— start Provided material —

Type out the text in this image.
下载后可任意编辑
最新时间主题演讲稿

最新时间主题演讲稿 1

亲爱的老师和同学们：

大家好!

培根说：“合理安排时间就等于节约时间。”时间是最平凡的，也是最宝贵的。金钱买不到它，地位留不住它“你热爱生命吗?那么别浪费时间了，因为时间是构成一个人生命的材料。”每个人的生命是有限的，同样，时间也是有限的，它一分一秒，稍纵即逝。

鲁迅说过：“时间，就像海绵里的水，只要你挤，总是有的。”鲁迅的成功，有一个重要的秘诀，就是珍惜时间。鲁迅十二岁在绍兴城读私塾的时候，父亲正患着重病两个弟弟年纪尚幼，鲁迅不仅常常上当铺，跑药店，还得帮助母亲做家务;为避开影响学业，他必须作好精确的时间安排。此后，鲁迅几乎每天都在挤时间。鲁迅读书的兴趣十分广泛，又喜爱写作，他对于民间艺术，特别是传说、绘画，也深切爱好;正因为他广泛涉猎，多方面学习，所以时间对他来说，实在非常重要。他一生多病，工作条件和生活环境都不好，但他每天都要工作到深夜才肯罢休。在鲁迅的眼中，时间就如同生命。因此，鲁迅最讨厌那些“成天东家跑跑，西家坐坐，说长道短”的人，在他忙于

— end Provided material —

All of the data needs to be printed once more, exactly.

**The result:**
Type out the text in this image.
下载后可任意编辑
最新时间主题演讲稿

最新时间主题演讲稿 1

亲爱的老师和同学们：

大家好!

培根说：“合理安排时间就等于节约时间。”时间是最平凡的，也是最宝贵的。金钱买不到它，地位留不住它“你热爱生命吗?那么别浪费时间了，因为时间是构成一个人生命的材料。”每个人的生命是有限的，同样，时间也是有限的，它一分一秒，稍纵即逝。

鲁迅说过：“时间，就像海绵里的水，只要你挤，总是有的。”鲁迅的成功，有一个重要的秘诀，就是珍惜时间。鲁迅十二岁在绍兴城读私塾的时候，父亲正患着重病两个弟弟年纪尚幼，鲁迅不仅常常上当铺，跑药店，还得帮助母亲做家务;为避开影响学业，他必须作好精确的时间安排。此后，鲁迅几乎每天都在挤时间。鲁迅读书的兴趣十分广泛，又喜爱写作，他对于民间艺术，特别是传说、绘画，也深切爱好;正因为他广泛涉猎，多方面学习，所以时间对他来说，实在非常重要。他一生多病，工作条件和生活环境都不好，但他每天都要工作到深夜才肯罢休。在鲁迅的眼中，时间就如同生命。因此，鲁迅最讨厌那些“成天东家跑跑，西家坐坐，说长道短”的人，在他忙于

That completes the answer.